━━━━━ DATA FOR THIS TASK

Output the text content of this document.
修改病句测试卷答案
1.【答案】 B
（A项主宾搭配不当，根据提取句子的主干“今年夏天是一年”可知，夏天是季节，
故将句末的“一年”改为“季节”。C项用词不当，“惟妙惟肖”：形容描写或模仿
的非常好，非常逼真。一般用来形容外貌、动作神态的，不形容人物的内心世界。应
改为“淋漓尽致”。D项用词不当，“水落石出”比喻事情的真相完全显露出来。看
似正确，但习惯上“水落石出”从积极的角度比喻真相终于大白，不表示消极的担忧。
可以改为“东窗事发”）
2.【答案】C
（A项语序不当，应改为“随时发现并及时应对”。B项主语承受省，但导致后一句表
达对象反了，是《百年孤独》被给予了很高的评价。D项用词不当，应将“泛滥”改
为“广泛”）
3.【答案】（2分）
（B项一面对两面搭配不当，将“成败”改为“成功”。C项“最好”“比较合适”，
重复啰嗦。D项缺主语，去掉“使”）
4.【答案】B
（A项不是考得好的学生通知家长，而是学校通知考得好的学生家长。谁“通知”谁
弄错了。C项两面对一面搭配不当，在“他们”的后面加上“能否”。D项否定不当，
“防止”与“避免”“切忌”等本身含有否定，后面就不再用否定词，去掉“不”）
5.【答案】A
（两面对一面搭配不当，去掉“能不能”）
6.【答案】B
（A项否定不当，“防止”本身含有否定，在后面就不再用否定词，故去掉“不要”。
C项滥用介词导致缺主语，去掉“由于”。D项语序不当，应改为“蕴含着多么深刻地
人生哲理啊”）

━━━━━━━━━━

WHAT IS ASKED → Reproduce each line of the material containing the word "水落石出".

RESULT →
改为“淋漓尽致”。D项用词不当，“水落石出”比喻事情的真相完全显露出来。看
似正确，但习惯上“水落石出”从积极的角度比喻真相终于大白，不表示消极的担忧。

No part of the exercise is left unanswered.